■ **Work required**
Write the entries out again exactly as they stand, but without the pictures.
========================================
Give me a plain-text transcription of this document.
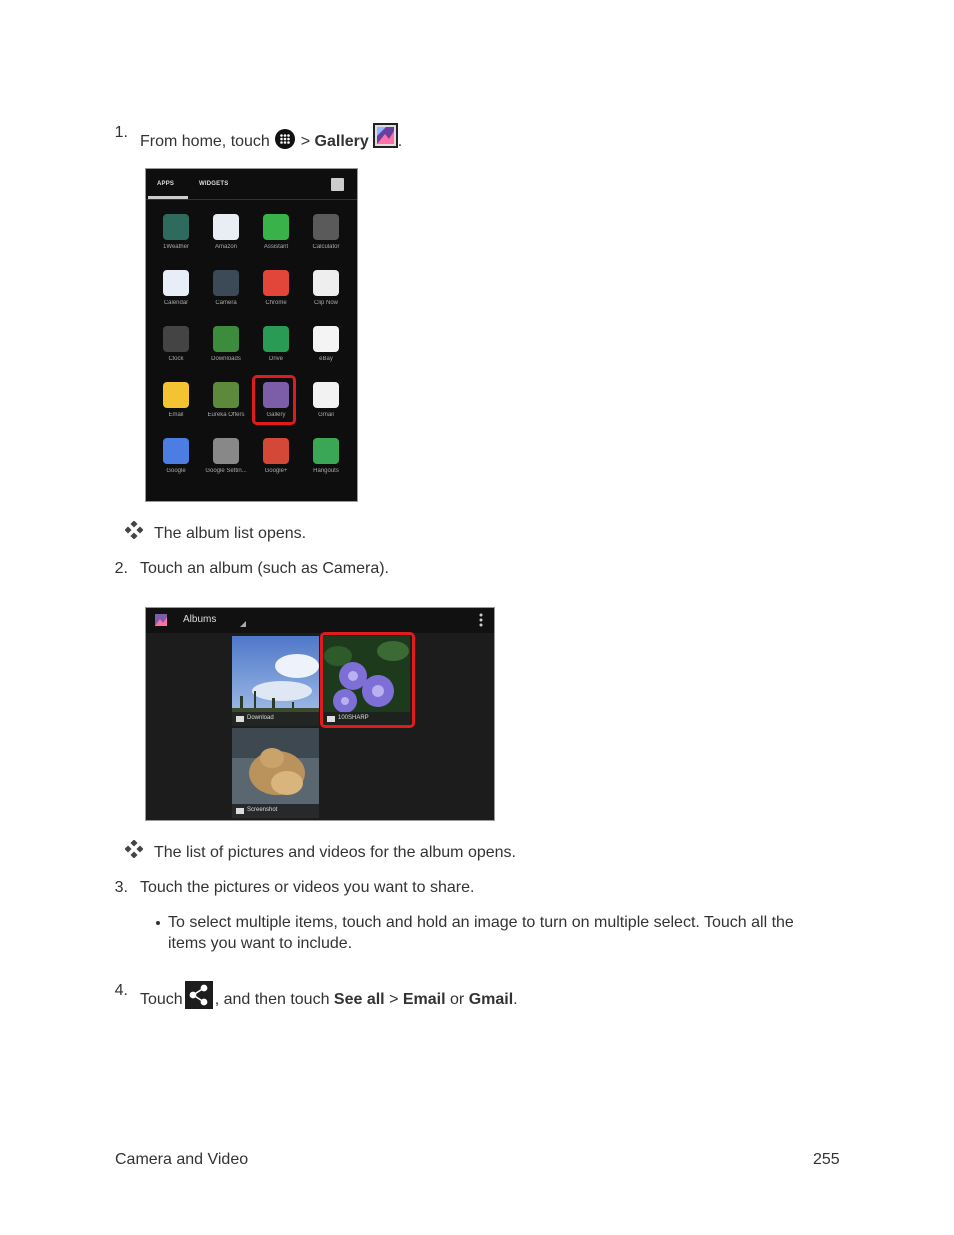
1.
From home, touch > Gallery .
APPS	WIDGETS
1Weather	Amazon	Assistant	Calculator
Calendar	Camera	Chrome	Clip Now
Clock	Downloads	Drive	eBay
Email	Eureka Offers	Gallery	Gmail
Google	Google Settin...	Google+	Hangouts
The album list opens.
2. Touch an album (such as Camera).
Albums
Download	100SHARP
Screenshot
The list of pictures and videos for the album opens.
3. Touch the pictures or videos you want to share.
To select multiple items, touch and hold an image to turn on multiple select. Touch all the
items you want to include.
4.
Touch , and then touch See all > Email or Gmail.
Camera and Video	255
========================================
■ **Exercise output**
Give me a plain-text transcription of this document.
1.
From home, touch > Gallery .
APPS	WIDGETS
1Weather	Amazon	Assistant	Calculator
Calendar	Camera	Chrome	Clip Now
Clock	Downloads	Drive	eBay
Email	Eureka Offers	Gallery	Gmail
Google	Google Settin...	Google+	Hangouts
The album list opens.
2. Touch an album (such as Camera).
Albums
Download	100SHARP
Screenshot
The list of pictures and videos for the album opens.
3. Touch the pictures or videos you want to share.
To select multiple items, touch and hold an image to turn on multiple select. Touch all the
items you want to include.
4.
Touch , and then touch See all > Email or Gmail.
Camera and Video	255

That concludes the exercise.